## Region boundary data
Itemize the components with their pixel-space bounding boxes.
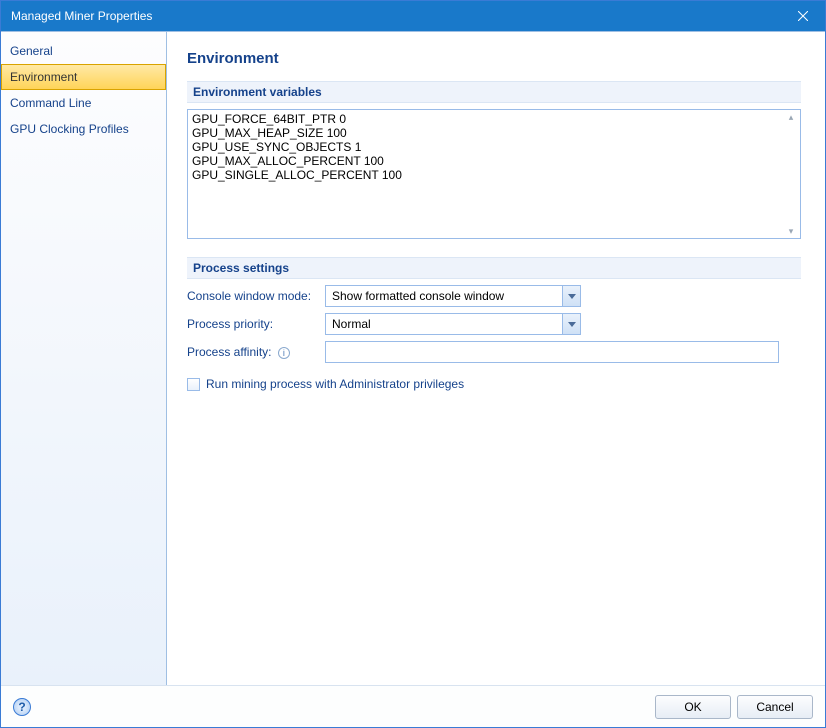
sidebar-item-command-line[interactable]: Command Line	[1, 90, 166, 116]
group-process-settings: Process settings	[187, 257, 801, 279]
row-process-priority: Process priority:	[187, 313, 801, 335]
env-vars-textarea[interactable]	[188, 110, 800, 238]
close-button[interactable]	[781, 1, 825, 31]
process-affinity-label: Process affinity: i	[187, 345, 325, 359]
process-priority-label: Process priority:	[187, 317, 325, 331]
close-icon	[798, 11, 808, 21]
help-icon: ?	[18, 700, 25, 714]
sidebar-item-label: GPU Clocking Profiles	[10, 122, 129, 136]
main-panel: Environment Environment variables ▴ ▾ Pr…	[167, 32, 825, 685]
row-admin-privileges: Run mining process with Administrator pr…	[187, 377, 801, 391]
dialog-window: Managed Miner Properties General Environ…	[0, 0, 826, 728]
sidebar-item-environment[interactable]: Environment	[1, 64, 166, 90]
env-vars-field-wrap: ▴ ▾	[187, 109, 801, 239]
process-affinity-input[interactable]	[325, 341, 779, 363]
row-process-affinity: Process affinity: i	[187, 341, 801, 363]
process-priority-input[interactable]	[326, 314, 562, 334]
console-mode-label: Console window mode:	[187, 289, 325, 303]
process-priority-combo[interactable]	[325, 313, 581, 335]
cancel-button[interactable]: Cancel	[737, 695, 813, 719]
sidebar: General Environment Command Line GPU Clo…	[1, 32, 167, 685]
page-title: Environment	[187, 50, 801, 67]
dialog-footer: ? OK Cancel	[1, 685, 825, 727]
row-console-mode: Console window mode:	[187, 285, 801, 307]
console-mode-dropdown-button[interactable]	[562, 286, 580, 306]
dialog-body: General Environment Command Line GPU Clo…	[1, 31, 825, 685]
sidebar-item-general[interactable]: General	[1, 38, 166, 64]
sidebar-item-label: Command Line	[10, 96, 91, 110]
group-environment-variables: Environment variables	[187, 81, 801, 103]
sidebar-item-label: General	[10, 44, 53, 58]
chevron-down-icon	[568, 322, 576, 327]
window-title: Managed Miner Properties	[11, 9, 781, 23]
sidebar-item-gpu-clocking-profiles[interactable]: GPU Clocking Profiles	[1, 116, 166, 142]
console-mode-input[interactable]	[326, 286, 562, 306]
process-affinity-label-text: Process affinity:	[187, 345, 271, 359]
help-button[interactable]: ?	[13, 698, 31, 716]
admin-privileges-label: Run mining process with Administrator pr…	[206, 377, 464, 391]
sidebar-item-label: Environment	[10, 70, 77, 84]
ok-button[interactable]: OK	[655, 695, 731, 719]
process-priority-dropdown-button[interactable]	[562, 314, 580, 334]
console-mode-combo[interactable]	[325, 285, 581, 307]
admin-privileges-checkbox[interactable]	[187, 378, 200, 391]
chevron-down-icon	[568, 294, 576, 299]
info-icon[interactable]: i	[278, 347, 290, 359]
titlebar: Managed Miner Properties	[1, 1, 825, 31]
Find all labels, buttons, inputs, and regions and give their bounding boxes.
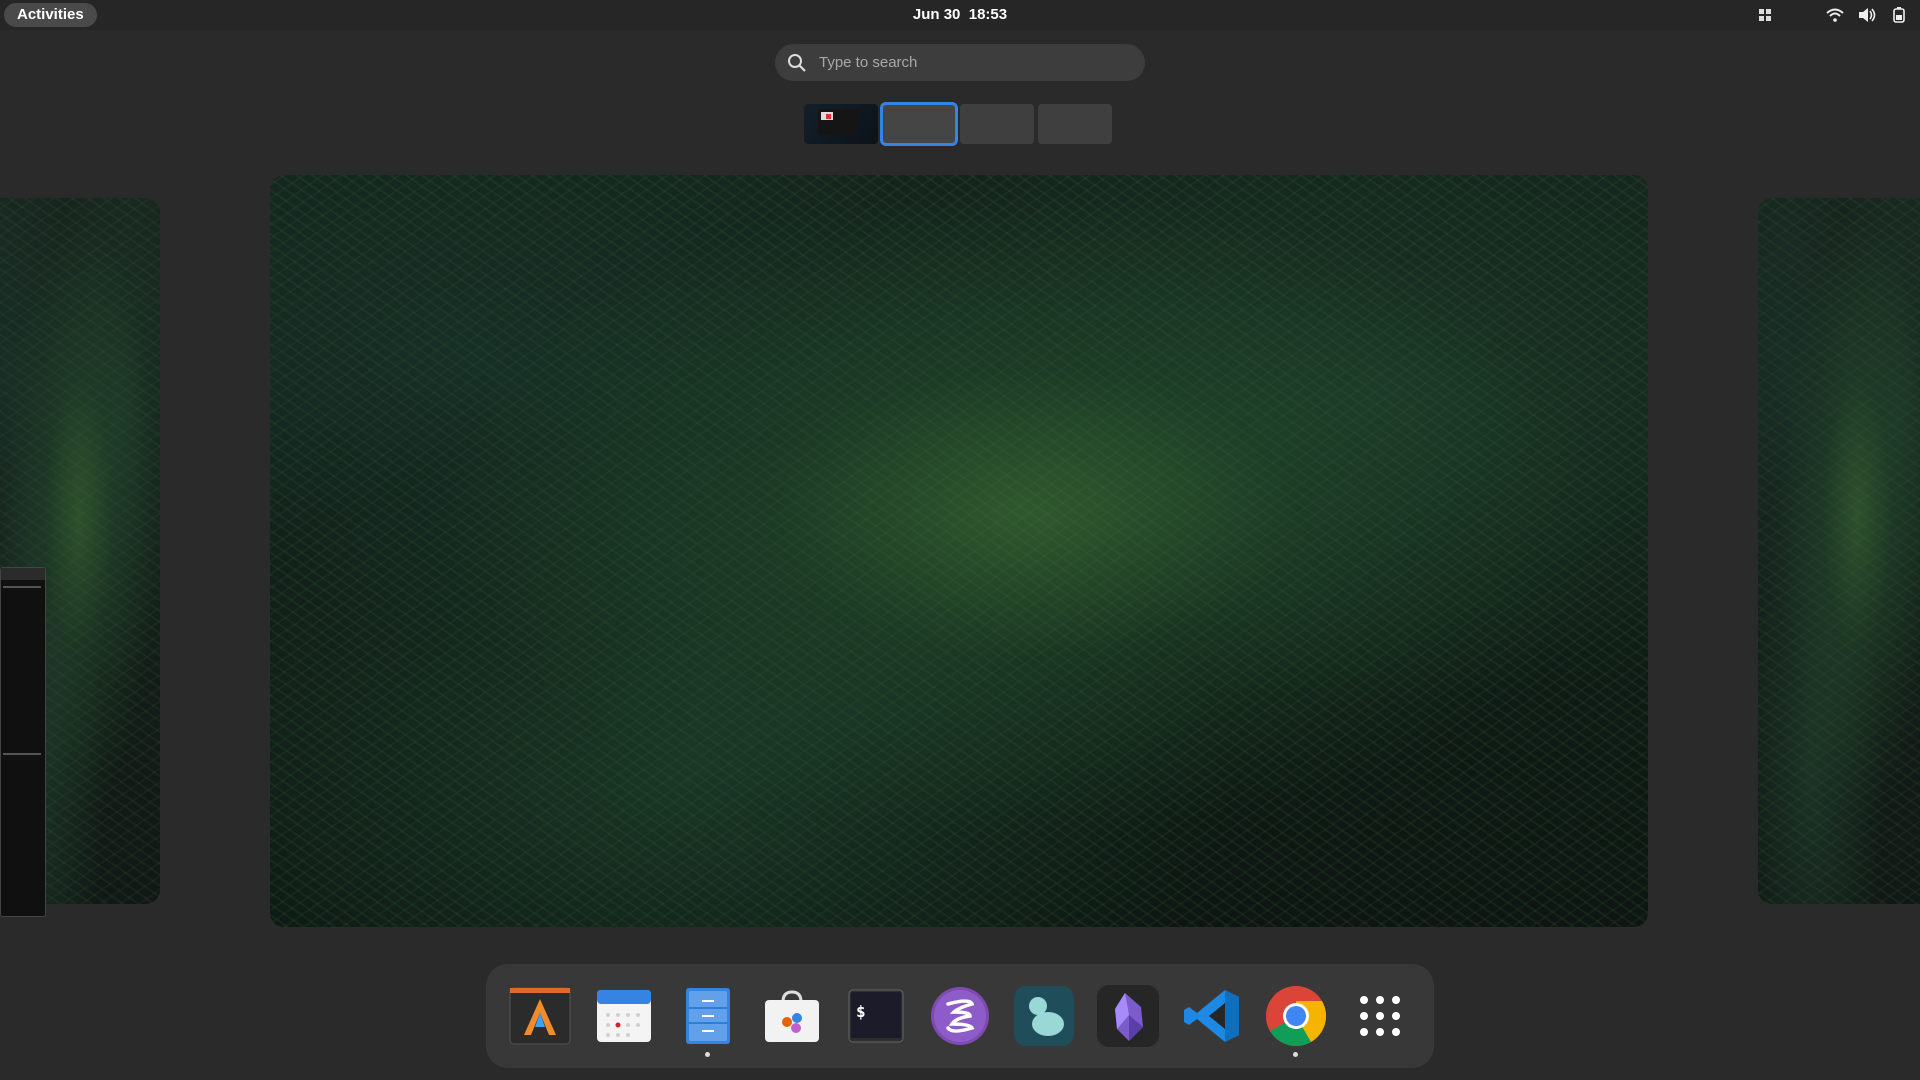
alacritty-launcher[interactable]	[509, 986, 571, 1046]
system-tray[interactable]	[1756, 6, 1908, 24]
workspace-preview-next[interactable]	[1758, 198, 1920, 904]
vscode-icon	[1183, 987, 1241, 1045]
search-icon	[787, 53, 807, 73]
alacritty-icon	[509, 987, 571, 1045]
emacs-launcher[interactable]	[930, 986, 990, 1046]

## Request
Which lines of the listing contain the string "mode"? Show each of them in full.

## Exercise solution
console-mode-label: Console window mode:	[187, 289, 325, 303]
row-console-mode: Console window mode:	[187, 285, 801, 307]
console-mode-dropdown-button[interactable]	[562, 286, 580, 306]
console-mode-input[interactable]	[326, 286, 562, 306]
console-mode-combo[interactable]	[325, 285, 581, 307]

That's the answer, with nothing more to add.